**What the task requires:** Provide the records once more, identical to the original.

Records:

:::::

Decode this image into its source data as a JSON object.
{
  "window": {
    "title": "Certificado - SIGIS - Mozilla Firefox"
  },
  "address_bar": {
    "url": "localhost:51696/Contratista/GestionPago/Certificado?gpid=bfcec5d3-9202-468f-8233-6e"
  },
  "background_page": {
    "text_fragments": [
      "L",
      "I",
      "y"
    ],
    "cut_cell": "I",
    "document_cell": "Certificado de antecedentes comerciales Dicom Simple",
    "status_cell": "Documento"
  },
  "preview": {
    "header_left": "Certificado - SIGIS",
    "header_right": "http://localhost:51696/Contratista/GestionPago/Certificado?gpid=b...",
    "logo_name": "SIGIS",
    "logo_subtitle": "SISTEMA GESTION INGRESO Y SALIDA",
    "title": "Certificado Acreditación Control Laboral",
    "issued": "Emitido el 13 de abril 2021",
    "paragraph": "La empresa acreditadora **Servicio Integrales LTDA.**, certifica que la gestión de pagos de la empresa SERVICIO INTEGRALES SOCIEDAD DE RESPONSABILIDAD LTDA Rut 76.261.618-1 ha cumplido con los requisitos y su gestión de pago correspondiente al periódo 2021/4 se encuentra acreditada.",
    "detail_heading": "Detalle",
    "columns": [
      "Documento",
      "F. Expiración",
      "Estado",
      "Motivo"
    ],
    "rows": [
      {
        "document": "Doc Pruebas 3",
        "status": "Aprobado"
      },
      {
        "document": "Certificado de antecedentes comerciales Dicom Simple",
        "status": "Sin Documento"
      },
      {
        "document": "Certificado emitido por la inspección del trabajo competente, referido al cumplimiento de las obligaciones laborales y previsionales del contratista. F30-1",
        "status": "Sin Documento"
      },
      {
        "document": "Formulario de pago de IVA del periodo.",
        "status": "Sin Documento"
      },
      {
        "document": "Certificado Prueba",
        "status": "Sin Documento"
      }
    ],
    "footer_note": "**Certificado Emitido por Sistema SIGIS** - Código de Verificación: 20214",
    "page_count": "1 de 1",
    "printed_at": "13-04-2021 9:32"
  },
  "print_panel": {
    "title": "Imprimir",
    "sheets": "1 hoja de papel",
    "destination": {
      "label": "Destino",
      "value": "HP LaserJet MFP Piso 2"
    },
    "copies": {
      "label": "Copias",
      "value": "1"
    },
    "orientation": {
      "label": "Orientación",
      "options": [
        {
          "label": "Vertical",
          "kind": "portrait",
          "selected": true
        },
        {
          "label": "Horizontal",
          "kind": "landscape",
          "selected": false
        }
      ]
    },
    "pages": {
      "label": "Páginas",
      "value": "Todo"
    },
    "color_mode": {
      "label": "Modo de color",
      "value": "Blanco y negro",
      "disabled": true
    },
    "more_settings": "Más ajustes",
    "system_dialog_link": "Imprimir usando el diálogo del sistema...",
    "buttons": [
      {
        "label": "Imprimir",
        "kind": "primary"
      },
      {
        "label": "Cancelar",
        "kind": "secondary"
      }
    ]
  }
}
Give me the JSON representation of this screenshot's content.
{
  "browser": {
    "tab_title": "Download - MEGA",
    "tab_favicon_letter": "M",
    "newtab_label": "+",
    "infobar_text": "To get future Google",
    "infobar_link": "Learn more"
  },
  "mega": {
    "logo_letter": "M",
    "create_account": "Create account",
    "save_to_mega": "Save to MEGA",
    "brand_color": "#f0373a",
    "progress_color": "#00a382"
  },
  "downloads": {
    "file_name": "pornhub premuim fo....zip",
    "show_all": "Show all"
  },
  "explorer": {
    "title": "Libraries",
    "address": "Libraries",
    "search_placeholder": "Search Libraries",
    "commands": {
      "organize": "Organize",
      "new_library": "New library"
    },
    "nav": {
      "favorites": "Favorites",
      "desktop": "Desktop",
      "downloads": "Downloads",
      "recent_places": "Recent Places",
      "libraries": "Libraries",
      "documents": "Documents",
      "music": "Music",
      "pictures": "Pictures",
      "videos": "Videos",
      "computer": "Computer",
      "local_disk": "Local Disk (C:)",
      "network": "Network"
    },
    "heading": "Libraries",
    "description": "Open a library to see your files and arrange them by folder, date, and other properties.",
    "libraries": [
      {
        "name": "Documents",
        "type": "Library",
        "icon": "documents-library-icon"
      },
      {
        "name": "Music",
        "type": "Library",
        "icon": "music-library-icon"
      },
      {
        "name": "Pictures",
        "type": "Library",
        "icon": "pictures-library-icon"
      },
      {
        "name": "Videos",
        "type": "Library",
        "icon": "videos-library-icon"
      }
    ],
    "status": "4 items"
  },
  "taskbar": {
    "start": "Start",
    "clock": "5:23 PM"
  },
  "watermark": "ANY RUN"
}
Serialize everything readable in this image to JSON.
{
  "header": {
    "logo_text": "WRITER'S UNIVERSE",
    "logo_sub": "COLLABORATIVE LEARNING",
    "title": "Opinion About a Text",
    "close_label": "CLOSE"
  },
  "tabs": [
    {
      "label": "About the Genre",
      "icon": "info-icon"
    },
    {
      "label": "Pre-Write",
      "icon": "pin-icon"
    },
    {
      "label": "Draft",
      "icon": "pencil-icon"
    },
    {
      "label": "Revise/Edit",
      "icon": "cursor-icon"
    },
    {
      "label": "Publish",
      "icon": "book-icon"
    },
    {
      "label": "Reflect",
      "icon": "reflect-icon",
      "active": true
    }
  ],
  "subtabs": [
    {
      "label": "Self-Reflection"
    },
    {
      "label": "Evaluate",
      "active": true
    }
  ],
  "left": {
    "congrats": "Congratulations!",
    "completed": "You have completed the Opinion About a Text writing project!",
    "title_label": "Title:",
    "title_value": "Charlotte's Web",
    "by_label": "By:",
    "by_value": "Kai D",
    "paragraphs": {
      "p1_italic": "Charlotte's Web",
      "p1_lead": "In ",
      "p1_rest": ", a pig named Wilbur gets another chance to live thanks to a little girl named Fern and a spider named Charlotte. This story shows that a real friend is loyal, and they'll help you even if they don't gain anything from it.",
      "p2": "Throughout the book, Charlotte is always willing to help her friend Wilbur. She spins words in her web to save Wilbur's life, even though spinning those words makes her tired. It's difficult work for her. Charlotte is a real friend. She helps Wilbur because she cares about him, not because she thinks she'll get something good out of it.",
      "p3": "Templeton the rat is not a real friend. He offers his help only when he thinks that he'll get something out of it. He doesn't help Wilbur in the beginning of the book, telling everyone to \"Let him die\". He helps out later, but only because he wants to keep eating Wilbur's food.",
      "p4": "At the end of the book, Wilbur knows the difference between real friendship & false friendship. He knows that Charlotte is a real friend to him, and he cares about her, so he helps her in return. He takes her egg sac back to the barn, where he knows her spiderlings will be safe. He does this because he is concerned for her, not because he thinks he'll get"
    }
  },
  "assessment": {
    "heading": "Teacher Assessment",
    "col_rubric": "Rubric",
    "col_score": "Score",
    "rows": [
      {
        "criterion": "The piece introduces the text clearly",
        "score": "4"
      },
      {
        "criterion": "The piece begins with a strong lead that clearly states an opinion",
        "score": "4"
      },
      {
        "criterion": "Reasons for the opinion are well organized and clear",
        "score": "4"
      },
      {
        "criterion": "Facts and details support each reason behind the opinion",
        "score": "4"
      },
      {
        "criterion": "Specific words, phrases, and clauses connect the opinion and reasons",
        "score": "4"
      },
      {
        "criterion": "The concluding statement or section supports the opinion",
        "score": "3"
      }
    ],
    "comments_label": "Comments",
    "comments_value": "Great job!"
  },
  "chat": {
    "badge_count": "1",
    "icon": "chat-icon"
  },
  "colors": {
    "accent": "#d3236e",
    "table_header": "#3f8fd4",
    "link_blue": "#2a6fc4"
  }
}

:::::

**Correct answer:**
Decode this image into its source data as a JSON object.
{
  "window": {
    "title": "Certificado - SIGIS - Mozilla Firefox"
  },
  "address_bar": {
    "url": "localhost:51696/Contratista/GestionPago/Certificado?gpid=bfcec5d3-9202-468f-8233-6e"
  },
  "background_page": {
    "text_fragments": [
      "L",
      "I",
      "y"
    ],
    "cut_cell": "I",
    "document_cell": "Certificado de antecedentes comerciales Dicom Simple",
    "status_cell": "Documento"
  },
  "preview": {
    "header_left": "Certificado - SIGIS",
    "header_right": "http://localhost:51696/Contratista/GestionPago/Certificado?gpid=b...",
    "logo_name": "SIGIS",
    "logo_subtitle": "SISTEMA GESTION INGRESO Y SALIDA",
    "title": "Certificado Acreditación Control Laboral",
    "issued": "Emitido el 13 de abril 2021",
    "paragraph": "La empresa acreditadora **Servicio Integrales LTDA.**, certifica que la gestión de pagos de la empresa SERVICIO INTEGRALES SOCIEDAD DE RESPONSABILIDAD LTDA Rut 76.261.618-1 ha cumplido con los requisitos y su gestión de pago correspondiente al periódo 2021/4 se encuentra acreditada.",
    "detail_heading": "Detalle",
    "columns": [
      "Documento",
      "F. Expiración",
      "Estado",
      "Motivo"
    ],
    "rows": [
      {
        "document": "Doc Pruebas 3",
        "status": "Aprobado"
      },
      {
        "document": "Certificado de antecedentes comerciales Dicom Simple",
        "status": "Sin Documento"
      },
      {
        "document": "Certificado emitido por la inspección del trabajo competente, referido al cumplimiento de las obligaciones laborales y previsionales del contratista. F30-1",
        "status": "Sin Documento"
      },
      {
        "document": "Formulario de pago de IVA del periodo.",
        "status": "Sin Documento"
      },
      {
        "document": "Certificado Prueba",
        "status": "Sin Documento"
      }
    ],
    "footer_note": "**Certificado Emitido por Sistema SIGIS** - Código de Verificación: 20214",
    "page_count": "1 de 1",
    "printed_at": "13-04-2021 9:32"
  },
  "print_panel": {
    "title": "Imprimir",
    "sheets": "1 hoja de papel",
    "destination": {
      "label": "Destino",
      "value": "HP LaserJet MFP Piso 2"
    },
    "copies": {
      "label": "Copias",
      "value": "1"
    },
    "orientation": {
      "label": "Orientación",
      "options": [
        {
          "label": "Vertical",
          "kind": "portrait",
          "selected": true
        },
        {
          "label": "Horizontal",
          "kind": "landscape",
          "selected": false
        }
      ]
    },
    "pages": {
      "label": "Páginas",
      "value": "Todo"
    },
    "color_mode": {
      "label": "Modo de color",
      "value": "Blanco y negro",
      "disabled": true
    },
    "more_settings": "Más ajustes",
    "system_dialog_link": "Imprimir usando el diálogo del sistema...",
    "buttons": [
      {
        "label": "Imprimir",
        "kind": "primary"
      },
      {
        "label": "Cancelar",
        "kind": "secondary"
      }
    ]
  }
}
Give me the JSON representation of this screenshot's content.
{
  "browser": {
    "tab_title": "Download - MEGA",
    "tab_favicon_letter": "M",
    "newtab_label": "+",
    "infobar_text": "To get future Google",
    "infobar_link": "Learn more"
  },
  "mega": {
    "logo_letter": "M",
    "create_account": "Create account",
    "save_to_mega": "Save to MEGA",
    "brand_color": "#f0373a",
    "progress_color": "#00a382"
  },
  "downloads": {
    "file_name": "pornhub premuim fo....zip",
    "show_all": "Show all"
  },
  "explorer": {
    "title": "Libraries",
    "address": "Libraries",
    "search_placeholder": "Search Libraries",
    "commands": {
      "organize": "Organize",
      "new_library": "New library"
    },
    "nav": {
      "favorites": "Favorites",
      "desktop": "Desktop",
      "downloads": "Downloads",
      "recent_places": "Recent Places",
      "libraries": "Libraries",
      "documents": "Documents",
      "music": "Music",
      "pictures": "Pictures",
      "videos": "Videos",
      "computer": "Computer",
      "local_disk": "Local Disk (C:)",
      "network": "Network"
    },
    "heading": "Libraries",
    "description": "Open a library to see your files and arrange them by folder, date, and other properties.",
    "libraries": [
      {
        "name": "Documents",
        "type": "Library",
        "icon": "documents-library-icon"
      },
      {
        "name": "Music",
        "type": "Library",
        "icon": "music-library-icon"
      },
      {
        "name": "Pictures",
        "type": "Library",
        "icon": "pictures-library-icon"
      },
      {
        "name": "Videos",
        "type": "Library",
        "icon": "videos-library-icon"
      }
    ],
    "status": "4 items"
  },
  "taskbar": {
    "start": "Start",
    "clock": "5:23 PM"
  },
  "watermark": "ANY RUN"
}
Serialize everything readable in this image to JSON.
{
  "header": {
    "logo_text": "WRITER'S UNIVERSE",
    "logo_sub": "COLLABORATIVE LEARNING",
    "title": "Opinion About a Text",
    "close_label": "CLOSE"
  },
  "tabs": [
    {
      "label": "About the Genre",
      "icon": "info-icon"
    },
    {
      "label": "Pre-Write",
      "icon": "pin-icon"
    },
    {
      "label": "Draft",
      "icon": "pencil-icon"
    },
    {
      "label": "Revise/Edit",
      "icon": "cursor-icon"
    },
    {
      "label": "Publish",
      "icon": "book-icon"
    },
    {
      "label": "Reflect",
      "icon": "reflect-icon",
      "active": true
    }
  ],
  "subtabs": [
    {
      "label": "Self-Reflection"
    },
    {
      "label": "Evaluate",
      "active": true
    }
  ],
  "left": {
    "congrats": "Congratulations!",
    "completed": "You have completed the Opinion About a Text writing project!",
    "title_label": "Title:",
    "title_value": "Charlotte's Web",
    "by_label": "By:",
    "by_value": "Kai D",
    "paragraphs": {
      "p1_italic": "Charlotte's Web",
      "p1_lead": "In ",
      "p1_rest": ", a pig named Wilbur gets another chance to live thanks to a little girl named Fern and a spider named Charlotte. This story shows that a real friend is loyal, and they'll help you even if they don't gain anything from it.",
      "p2": "Throughout the book, Charlotte is always willing to help her friend Wilbur. She spins words in her web to save Wilbur's life, even though spinning those words makes her tired. It's difficult work for her. Charlotte is a real friend. She helps Wilbur because she cares about him, not because she thinks she'll get something good out of it.",
      "p3": "Templeton the rat is not a real friend. He offers his help only when he thinks that he'll get something out of it. He doesn't help Wilbur in the beginning of the book, telling everyone to \"Let him die\". He helps out later, but only because he wants to keep eating Wilbur's food.",
      "p4": "At the end of the book, Wilbur knows the difference between real friendship & false friendship. He knows that Charlotte is a real friend to him, and he cares about her, so he helps her in return. He takes her egg sac back to the barn, where he knows her spiderlings will be safe. He does this because he is concerned for her, not because he thinks he'll get"
    }
  },
  "assessment": {
    "heading": "Teacher Assessment",
    "col_rubric": "Rubric",
    "col_score": "Score",
    "rows": [
      {
        "criterion": "The piece introduces the text clearly",
        "score": "4"
      },
      {
        "criterion": "The piece begins with a strong lead that clearly states an opinion",
        "score": "4"
      },
      {
        "criterion": "Reasons for the opinion are well organized and clear",
        "score": "4"
      },
      {
        "criterion": "Facts and details support each reason behind the opinion",
        "score": "4"
      },
      {
        "criterion": "Specific words, phrases, and clauses connect the opinion and reasons",
        "score": "4"
      },
      {
        "criterion": "The concluding statement or section supports the opinion",
        "score": "3"
      }
    ],
    "comments_label": "Comments",
    "comments_value": "Great job!"
  },
  "chat": {
    "badge_count": "1",
    "icon": "chat-icon"
  },
  "colors": {
    "accent": "#d3236e",
    "table_header": "#3f8fd4",
    "link_blue": "#2a6fc4"
  }
}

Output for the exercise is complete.